• [Directive]:
Each line of the listing that contains the word "JSON" is to be copied.

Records
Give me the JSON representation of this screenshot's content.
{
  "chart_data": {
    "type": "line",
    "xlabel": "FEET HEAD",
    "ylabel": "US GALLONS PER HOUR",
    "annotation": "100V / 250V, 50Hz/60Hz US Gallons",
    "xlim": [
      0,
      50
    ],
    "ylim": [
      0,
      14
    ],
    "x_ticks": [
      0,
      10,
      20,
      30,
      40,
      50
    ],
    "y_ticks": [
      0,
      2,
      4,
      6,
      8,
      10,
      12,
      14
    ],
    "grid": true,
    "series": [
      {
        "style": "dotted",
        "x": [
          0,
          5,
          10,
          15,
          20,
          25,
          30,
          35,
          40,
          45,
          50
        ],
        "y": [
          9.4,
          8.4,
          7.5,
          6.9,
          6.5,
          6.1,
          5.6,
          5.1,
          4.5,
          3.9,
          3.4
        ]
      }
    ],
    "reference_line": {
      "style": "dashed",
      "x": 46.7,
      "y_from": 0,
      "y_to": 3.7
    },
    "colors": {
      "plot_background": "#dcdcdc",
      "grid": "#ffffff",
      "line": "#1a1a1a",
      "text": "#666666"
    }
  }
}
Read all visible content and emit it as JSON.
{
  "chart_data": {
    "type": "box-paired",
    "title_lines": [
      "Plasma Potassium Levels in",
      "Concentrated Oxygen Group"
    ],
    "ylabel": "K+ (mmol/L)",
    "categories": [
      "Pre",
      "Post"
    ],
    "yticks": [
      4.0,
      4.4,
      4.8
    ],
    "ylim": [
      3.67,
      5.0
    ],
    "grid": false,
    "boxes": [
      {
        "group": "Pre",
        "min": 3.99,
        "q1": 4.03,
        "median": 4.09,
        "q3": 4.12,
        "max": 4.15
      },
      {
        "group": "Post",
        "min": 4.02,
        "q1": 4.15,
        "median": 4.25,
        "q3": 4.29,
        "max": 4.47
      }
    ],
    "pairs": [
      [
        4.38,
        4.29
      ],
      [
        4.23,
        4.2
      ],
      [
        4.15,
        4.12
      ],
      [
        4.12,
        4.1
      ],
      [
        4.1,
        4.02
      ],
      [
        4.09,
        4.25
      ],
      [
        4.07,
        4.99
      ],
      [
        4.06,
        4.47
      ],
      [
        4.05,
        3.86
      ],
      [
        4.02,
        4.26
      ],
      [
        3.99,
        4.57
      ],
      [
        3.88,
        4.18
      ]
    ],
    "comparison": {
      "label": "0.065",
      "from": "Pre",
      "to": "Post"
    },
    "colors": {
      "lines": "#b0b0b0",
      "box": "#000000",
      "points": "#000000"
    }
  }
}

• [Problem solution]:
Give me the JSON representation of this screenshot's content.
Read all visible content and emit it as JSON.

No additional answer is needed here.